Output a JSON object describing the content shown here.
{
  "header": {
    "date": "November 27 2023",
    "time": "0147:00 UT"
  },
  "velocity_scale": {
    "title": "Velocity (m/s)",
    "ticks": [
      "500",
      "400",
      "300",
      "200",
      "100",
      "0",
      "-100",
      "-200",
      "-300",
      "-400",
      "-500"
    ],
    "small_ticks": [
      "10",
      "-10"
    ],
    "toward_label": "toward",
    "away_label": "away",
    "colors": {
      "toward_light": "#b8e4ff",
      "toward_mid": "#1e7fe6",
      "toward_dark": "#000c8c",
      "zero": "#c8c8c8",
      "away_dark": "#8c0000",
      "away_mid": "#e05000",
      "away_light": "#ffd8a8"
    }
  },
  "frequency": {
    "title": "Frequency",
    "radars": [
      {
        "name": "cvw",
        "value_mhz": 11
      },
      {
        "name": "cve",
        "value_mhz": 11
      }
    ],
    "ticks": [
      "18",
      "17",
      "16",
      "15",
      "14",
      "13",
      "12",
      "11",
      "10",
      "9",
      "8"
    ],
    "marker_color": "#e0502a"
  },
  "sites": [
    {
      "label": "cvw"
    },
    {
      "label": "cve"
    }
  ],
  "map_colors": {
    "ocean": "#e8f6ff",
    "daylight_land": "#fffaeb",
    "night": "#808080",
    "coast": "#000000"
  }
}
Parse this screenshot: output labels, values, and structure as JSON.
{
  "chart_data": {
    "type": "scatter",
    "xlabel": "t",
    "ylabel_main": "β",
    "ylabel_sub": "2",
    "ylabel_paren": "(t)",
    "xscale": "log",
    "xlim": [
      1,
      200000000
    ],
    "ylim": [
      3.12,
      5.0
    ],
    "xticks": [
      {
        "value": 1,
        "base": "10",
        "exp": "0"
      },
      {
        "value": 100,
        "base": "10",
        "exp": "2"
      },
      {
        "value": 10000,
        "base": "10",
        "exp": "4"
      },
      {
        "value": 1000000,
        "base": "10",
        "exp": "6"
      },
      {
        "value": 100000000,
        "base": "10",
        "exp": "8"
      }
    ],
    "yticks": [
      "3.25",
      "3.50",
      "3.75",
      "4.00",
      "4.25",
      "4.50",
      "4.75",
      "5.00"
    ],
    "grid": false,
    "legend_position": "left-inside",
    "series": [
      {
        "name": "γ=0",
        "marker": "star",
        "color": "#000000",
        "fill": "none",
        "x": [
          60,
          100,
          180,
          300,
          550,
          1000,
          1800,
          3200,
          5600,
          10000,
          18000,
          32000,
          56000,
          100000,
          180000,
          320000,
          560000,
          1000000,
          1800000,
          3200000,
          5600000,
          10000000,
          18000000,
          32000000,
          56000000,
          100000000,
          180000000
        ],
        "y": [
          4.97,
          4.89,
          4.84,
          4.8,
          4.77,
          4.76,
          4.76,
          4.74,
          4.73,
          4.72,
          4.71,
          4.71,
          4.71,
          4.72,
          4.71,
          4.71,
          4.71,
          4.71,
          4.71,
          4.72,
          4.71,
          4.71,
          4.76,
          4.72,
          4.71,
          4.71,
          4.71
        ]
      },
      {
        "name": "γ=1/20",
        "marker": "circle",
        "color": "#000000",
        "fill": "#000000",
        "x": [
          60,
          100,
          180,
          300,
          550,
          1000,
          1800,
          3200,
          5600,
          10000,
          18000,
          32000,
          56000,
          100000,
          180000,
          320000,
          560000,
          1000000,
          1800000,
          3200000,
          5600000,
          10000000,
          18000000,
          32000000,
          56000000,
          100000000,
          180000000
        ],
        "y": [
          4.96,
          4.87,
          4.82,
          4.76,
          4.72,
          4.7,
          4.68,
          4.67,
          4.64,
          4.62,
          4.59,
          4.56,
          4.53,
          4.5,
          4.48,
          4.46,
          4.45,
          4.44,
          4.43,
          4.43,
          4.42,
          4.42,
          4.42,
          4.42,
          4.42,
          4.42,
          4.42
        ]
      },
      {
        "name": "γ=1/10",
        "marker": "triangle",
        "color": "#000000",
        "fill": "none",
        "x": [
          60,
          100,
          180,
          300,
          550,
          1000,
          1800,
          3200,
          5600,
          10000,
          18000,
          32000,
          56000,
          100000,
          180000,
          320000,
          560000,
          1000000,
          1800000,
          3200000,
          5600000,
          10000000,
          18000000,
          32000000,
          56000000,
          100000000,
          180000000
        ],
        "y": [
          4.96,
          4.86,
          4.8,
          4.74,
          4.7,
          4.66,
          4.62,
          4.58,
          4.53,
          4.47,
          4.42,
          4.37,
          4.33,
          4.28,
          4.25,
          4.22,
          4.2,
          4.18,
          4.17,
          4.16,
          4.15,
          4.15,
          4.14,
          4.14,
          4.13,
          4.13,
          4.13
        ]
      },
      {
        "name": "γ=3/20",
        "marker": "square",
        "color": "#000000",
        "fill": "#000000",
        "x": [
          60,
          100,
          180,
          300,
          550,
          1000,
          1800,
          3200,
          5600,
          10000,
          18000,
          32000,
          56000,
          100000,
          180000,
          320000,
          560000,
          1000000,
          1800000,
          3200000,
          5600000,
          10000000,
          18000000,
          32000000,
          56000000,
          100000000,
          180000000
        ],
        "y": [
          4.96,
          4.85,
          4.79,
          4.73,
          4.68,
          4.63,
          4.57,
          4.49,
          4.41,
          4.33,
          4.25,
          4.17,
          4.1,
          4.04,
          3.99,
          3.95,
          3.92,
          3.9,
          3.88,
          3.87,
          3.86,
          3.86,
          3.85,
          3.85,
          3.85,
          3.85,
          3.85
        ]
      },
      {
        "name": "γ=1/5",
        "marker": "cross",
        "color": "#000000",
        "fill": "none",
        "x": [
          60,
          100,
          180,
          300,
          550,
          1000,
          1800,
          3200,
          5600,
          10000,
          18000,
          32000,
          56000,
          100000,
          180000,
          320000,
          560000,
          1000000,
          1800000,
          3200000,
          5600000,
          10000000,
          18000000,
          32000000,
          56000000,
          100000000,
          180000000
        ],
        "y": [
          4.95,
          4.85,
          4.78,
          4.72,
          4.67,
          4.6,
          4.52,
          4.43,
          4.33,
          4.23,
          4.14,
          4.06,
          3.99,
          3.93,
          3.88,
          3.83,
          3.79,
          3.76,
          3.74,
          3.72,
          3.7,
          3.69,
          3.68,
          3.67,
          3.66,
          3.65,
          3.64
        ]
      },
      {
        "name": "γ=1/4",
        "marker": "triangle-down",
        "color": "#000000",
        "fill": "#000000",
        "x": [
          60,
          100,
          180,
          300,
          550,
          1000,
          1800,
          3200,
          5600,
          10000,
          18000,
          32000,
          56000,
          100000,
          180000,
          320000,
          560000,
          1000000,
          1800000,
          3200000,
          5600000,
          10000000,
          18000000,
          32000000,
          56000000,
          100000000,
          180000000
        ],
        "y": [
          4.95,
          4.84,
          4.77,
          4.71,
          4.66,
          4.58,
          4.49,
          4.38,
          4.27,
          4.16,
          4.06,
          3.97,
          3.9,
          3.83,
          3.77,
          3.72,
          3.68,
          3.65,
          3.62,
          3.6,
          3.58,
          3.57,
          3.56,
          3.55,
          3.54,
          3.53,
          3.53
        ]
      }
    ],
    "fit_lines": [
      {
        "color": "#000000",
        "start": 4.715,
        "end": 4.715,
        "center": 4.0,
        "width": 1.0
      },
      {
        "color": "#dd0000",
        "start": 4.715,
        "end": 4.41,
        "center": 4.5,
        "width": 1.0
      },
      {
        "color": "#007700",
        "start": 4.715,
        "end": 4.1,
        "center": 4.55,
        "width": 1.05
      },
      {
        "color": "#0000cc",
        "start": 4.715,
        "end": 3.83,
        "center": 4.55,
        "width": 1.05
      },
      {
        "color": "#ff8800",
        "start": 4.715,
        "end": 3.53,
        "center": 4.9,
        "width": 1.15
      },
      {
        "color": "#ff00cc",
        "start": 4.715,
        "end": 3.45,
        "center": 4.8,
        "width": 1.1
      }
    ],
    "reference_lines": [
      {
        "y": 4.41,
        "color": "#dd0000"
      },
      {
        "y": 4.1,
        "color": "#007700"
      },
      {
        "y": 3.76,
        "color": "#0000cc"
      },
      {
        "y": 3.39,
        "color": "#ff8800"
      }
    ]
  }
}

→ **Goal**
Check each line of the entries for the string "name". Copy the lines that have it.

→ **Response**
        "name": "cvw",
        "name": "cve",
        "name": "γ=0",
        "name": "γ=1/20",
        "name": "γ=1/10",
        "name": "γ=3/20",
        "name": "γ=1/5",
        "name": "γ=1/4",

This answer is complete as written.